• Exercise details:
Output the records. Match them exactly.

• Records supplied:
>> BEGIN

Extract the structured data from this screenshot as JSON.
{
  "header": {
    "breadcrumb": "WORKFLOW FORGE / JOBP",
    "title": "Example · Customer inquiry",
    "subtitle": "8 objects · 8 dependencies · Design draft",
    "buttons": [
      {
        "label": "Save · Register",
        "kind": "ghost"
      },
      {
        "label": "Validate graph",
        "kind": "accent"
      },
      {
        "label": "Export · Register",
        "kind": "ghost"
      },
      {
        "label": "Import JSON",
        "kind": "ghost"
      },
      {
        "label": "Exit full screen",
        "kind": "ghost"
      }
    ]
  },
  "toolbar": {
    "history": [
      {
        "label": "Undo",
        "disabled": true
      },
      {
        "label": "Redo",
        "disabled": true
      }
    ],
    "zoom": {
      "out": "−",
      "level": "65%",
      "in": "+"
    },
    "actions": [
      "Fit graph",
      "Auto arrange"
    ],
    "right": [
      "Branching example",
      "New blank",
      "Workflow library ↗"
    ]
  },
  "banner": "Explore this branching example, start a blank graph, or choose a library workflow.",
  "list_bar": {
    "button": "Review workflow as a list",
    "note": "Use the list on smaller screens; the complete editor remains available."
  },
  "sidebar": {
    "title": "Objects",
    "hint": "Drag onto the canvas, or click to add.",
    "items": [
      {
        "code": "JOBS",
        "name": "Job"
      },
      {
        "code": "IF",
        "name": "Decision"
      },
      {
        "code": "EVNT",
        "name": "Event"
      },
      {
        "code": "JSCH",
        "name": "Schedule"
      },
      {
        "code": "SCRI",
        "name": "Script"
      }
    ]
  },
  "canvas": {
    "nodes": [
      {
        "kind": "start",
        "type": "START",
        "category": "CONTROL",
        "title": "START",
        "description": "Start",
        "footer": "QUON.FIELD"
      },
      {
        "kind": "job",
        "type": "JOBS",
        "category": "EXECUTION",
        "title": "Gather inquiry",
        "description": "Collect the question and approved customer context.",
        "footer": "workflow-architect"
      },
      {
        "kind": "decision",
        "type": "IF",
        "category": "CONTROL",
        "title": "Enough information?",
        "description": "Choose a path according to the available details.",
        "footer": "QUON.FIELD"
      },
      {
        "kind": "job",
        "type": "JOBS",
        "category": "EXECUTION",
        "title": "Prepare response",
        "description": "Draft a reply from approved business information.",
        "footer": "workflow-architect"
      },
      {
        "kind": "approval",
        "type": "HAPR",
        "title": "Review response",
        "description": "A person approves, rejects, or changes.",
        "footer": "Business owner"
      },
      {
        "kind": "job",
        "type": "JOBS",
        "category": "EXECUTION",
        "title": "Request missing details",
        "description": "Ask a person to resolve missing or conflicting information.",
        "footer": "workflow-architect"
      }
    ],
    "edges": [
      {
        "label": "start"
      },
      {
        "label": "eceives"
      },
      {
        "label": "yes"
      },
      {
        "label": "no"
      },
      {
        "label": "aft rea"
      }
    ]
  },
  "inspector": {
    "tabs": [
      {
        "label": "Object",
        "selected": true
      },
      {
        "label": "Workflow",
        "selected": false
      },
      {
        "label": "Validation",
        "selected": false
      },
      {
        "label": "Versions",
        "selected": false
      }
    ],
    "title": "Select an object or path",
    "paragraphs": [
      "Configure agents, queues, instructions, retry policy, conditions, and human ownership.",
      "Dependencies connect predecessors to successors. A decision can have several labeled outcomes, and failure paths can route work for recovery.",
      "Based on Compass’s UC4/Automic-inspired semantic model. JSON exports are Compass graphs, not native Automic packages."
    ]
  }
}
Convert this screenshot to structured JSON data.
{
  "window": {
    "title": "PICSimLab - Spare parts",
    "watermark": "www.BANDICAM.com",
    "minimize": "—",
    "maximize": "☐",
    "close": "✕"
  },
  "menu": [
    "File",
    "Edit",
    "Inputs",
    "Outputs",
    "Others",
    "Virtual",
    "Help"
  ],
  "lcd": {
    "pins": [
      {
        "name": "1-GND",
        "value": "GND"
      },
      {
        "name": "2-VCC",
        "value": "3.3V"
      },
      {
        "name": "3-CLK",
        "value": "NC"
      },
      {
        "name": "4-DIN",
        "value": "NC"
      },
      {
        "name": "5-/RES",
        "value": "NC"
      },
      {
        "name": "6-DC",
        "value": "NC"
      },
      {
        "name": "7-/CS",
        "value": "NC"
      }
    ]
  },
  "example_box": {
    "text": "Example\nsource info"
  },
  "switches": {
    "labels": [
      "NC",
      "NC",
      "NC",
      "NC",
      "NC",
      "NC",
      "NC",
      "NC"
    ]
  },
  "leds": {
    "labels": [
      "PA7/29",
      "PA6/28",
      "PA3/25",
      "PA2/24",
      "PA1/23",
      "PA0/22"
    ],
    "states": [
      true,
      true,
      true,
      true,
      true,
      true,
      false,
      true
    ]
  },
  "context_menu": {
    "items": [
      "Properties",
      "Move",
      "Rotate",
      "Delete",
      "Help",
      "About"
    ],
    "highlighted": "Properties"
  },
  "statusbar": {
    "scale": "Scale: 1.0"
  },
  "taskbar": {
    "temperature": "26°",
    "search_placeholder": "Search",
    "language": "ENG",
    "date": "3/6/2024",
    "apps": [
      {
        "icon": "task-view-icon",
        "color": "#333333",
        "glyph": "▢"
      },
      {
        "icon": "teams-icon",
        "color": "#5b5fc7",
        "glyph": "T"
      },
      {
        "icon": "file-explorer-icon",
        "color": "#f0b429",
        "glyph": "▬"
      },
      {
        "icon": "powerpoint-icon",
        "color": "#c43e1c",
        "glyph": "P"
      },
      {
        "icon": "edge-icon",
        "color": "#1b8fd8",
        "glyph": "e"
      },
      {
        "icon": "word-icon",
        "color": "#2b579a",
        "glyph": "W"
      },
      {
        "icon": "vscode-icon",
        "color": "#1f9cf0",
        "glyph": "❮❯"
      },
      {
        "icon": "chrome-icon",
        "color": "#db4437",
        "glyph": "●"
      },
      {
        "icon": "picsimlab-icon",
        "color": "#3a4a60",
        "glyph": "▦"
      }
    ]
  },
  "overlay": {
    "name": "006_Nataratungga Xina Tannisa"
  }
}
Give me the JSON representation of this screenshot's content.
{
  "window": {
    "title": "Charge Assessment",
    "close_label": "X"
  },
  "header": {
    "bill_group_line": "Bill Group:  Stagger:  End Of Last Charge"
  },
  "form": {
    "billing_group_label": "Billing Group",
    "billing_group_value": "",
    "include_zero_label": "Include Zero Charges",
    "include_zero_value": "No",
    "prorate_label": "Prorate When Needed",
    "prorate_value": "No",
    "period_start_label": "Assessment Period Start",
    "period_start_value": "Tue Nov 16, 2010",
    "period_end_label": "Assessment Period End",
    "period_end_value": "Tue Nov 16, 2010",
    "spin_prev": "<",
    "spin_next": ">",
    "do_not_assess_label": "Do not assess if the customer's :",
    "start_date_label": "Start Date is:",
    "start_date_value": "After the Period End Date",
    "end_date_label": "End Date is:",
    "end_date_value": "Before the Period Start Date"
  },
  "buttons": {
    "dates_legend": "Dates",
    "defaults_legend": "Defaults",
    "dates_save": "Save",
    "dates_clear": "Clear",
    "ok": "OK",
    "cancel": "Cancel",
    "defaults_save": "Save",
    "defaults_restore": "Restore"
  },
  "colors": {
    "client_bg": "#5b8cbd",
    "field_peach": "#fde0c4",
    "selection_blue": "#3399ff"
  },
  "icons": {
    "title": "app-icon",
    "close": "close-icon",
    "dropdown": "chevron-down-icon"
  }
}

>> END

• Output below:
Extract the structured data from this screenshot as JSON.
{
  "header": {
    "breadcrumb": "WORKFLOW FORGE / JOBP",
    "title": "Example · Customer inquiry",
    "subtitle": "8 objects · 8 dependencies · Design draft",
    "buttons": [
      {
        "label": "Save · Register",
        "kind": "ghost"
      },
      {
        "label": "Validate graph",
        "kind": "accent"
      },
      {
        "label": "Export · Register",
        "kind": "ghost"
      },
      {
        "label": "Import JSON",
        "kind": "ghost"
      },
      {
        "label": "Exit full screen",
        "kind": "ghost"
      }
    ]
  },
  "toolbar": {
    "history": [
      {
        "label": "Undo",
        "disabled": true
      },
      {
        "label": "Redo",
        "disabled": true
      }
    ],
    "zoom": {
      "out": "−",
      "level": "65%",
      "in": "+"
    },
    "actions": [
      "Fit graph",
      "Auto arrange"
    ],
    "right": [
      "Branching example",
      "New blank",
      "Workflow library ↗"
    ]
  },
  "banner": "Explore this branching example, start a blank graph, or choose a library workflow.",
  "list_bar": {
    "button": "Review workflow as a list",
    "note": "Use the list on smaller screens; the complete editor remains available."
  },
  "sidebar": {
    "title": "Objects",
    "hint": "Drag onto the canvas, or click to add.",
    "items": [
      {
        "code": "JOBS",
        "name": "Job"
      },
      {
        "code": "IF",
        "name": "Decision"
      },
      {
        "code": "EVNT",
        "name": "Event"
      },
      {
        "code": "JSCH",
        "name": "Schedule"
      },
      {
        "code": "SCRI",
        "name": "Script"
      }
    ]
  },
  "canvas": {
    "nodes": [
      {
        "kind": "start",
        "type": "START",
        "category": "CONTROL",
        "title": "START",
        "description": "Start",
        "footer": "QUON.FIELD"
      },
      {
        "kind": "job",
        "type": "JOBS",
        "category": "EXECUTION",
        "title": "Gather inquiry",
        "description": "Collect the question and approved customer context.",
        "footer": "workflow-architect"
      },
      {
        "kind": "decision",
        "type": "IF",
        "category": "CONTROL",
        "title": "Enough information?",
        "description": "Choose a path according to the available details.",
        "footer": "QUON.FIELD"
      },
      {
        "kind": "job",
        "type": "JOBS",
        "category": "EXECUTION",
        "title": "Prepare response",
        "description": "Draft a reply from approved business information.",
        "footer": "workflow-architect"
      },
      {
        "kind": "approval",
        "type": "HAPR",
        "title": "Review response",
        "description": "A person approves, rejects, or changes.",
        "footer": "Business owner"
      },
      {
        "kind": "job",
        "type": "JOBS",
        "category": "EXECUTION",
        "title": "Request missing details",
        "description": "Ask a person to resolve missing or conflicting information.",
        "footer": "workflow-architect"
      }
    ],
    "edges": [
      {
        "label": "start"
      },
      {
        "label": "eceives"
      },
      {
        "label": "yes"
      },
      {
        "label": "no"
      },
      {
        "label": "aft rea"
      }
    ]
  },
  "inspector": {
    "tabs": [
      {
        "label": "Object",
        "selected": true
      },
      {
        "label": "Workflow",
        "selected": false
      },
      {
        "label": "Validation",
        "selected": false
      },
      {
        "label": "Versions",
        "selected": false
      }
    ],
    "title": "Select an object or path",
    "paragraphs": [
      "Configure agents, queues, instructions, retry policy, conditions, and human ownership.",
      "Dependencies connect predecessors to successors. A decision can have several labeled outcomes, and failure paths can route work for recovery.",
      "Based on Compass’s UC4/Automic-inspired semantic model. JSON exports are Compass graphs, not native Automic packages."
    ]
  }
}
Convert this screenshot to structured JSON data.
{
  "window": {
    "title": "PICSimLab - Spare parts",
    "watermark": "www.BANDICAM.com",
    "minimize": "—",
    "maximize": "☐",
    "close": "✕"
  },
  "menu": [
    "File",
    "Edit",
    "Inputs",
    "Outputs",
    "Others",
    "Virtual",
    "Help"
  ],
  "lcd": {
    "pins": [
      {
        "name": "1-GND",
        "value": "GND"
      },
      {
        "name": "2-VCC",
        "value": "3.3V"
      },
      {
        "name": "3-CLK",
        "value": "NC"
      },
      {
        "name": "4-DIN",
        "value": "NC"
      },
      {
        "name": "5-/RES",
        "value": "NC"
      },
      {
        "name": "6-DC",
        "value": "NC"
      },
      {
        "name": "7-/CS",
        "value": "NC"
      }
    ]
  },
  "example_box": {
    "text": "Example\nsource info"
  },
  "switches": {
    "labels": [
      "NC",
      "NC",
      "NC",
      "NC",
      "NC",
      "NC",
      "NC",
      "NC"
    ]
  },
  "leds": {
    "labels": [
      "PA7/29",
      "PA6/28",
      "PA3/25",
      "PA2/24",
      "PA1/23",
      "PA0/22"
    ],
    "states": [
      true,
      true,
      true,
      true,
      true,
      true,
      false,
      true
    ]
  },
  "context_menu": {
    "items": [
      "Properties",
      "Move",
      "Rotate",
      "Delete",
      "Help",
      "About"
    ],
    "highlighted": "Properties"
  },
  "statusbar": {
    "scale": "Scale: 1.0"
  },
  "taskbar": {
    "temperature": "26°",
    "search_placeholder": "Search",
    "language": "ENG",
    "date": "3/6/2024",
    "apps": [
      {
        "icon": "task-view-icon",
        "color": "#333333",
        "glyph": "▢"
      },
      {
        "icon": "teams-icon",
        "color": "#5b5fc7",
        "glyph": "T"
      },
      {
        "icon": "file-explorer-icon",
        "color": "#f0b429",
        "glyph": "▬"
      },
      {
        "icon": "powerpoint-icon",
        "color": "#c43e1c",
        "glyph": "P"
      },
      {
        "icon": "edge-icon",
        "color": "#1b8fd8",
        "glyph": "e"
      },
      {
        "icon": "word-icon",
        "color": "#2b579a",
        "glyph": "W"
      },
      {
        "icon": "vscode-icon",
        "color": "#1f9cf0",
        "glyph": "❮❯"
      },
      {
        "icon": "chrome-icon",
        "color": "#db4437",
        "glyph": "●"
      },
      {
        "icon": "picsimlab-icon",
        "color": "#3a4a60",
        "glyph": "▦"
      }
    ]
  },
  "overlay": {
    "name": "006_Nataratungga Xina Tannisa"
  }
}
Give me the JSON representation of this screenshot's content.
{
  "window": {
    "title": "Charge Assessment",
    "close_label": "X"
  },
  "header": {
    "bill_group_line": "Bill Group:  Stagger:  End Of Last Charge"
  },
  "form": {
    "billing_group_label": "Billing Group",
    "billing_group_value": "",
    "include_zero_label": "Include Zero Charges",
    "include_zero_value": "No",
    "prorate_label": "Prorate When Needed",
    "prorate_value": "No",
    "period_start_label": "Assessment Period Start",
    "period_start_value": "Tue Nov 16, 2010",
    "period_end_label": "Assessment Period End",
    "period_end_value": "Tue Nov 16, 2010",
    "spin_prev": "<",
    "spin_next": ">",
    "do_not_assess_label": "Do not assess if the customer's :",
    "start_date_label": "Start Date is:",
    "start_date_value": "After the Period End Date",
    "end_date_label": "End Date is:",
    "end_date_value": "Before the Period Start Date"
  },
  "buttons": {
    "dates_legend": "Dates",
    "defaults_legend": "Defaults",
    "dates_save": "Save",
    "dates_clear": "Clear",
    "ok": "OK",
    "cancel": "Cancel",
    "defaults_save": "Save",
    "defaults_restore": "Restore"
  },
  "colors": {
    "client_bg": "#5b8cbd",
    "field_peach": "#fde0c4",
    "selection_blue": "#3399ff"
  },
  "icons": {
    "title": "app-icon",
    "close": "close-icon",
    "dropdown": "chevron-down-icon"
  }
}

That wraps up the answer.